Start of EXERCISE MATERIALS

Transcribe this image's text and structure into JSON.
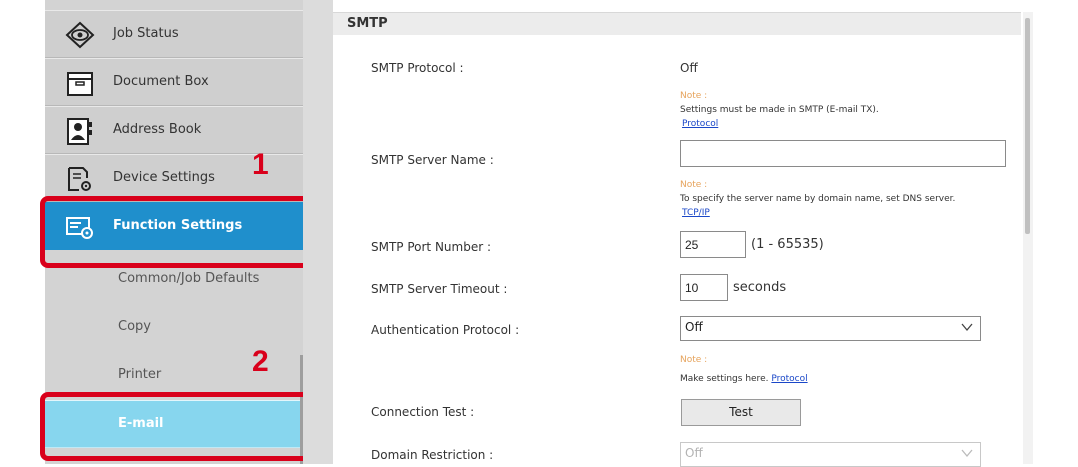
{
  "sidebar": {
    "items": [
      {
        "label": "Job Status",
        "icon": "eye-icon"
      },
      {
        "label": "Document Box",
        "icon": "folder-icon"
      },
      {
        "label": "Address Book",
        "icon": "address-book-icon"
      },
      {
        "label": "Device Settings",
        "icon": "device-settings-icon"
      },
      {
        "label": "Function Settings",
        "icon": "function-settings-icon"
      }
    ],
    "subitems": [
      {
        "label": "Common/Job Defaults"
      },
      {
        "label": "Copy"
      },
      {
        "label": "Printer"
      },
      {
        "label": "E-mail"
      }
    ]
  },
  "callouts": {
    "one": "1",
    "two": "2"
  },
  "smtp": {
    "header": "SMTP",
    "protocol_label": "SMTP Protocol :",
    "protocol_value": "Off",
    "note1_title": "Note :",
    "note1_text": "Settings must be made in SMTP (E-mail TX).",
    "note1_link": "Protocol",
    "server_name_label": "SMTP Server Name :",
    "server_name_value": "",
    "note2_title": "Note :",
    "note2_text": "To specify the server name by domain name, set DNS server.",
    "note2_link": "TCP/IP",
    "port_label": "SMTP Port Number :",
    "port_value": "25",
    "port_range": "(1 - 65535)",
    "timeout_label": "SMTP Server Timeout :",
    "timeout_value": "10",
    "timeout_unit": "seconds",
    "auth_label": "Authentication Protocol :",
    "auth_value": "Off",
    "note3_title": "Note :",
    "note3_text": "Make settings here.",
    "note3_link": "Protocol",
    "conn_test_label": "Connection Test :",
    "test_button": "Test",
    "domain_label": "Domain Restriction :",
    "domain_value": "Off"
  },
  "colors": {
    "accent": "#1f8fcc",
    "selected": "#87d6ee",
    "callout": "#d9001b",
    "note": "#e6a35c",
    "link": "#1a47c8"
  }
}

End of EXERCISE MATERIALS

**WHAT TO DO**
Extract every line above that contains the word "Test".

**RESULT FOR THIS EXERCISE**
    "conn_test_label": "Connection Test :",
    "test_button": "Test",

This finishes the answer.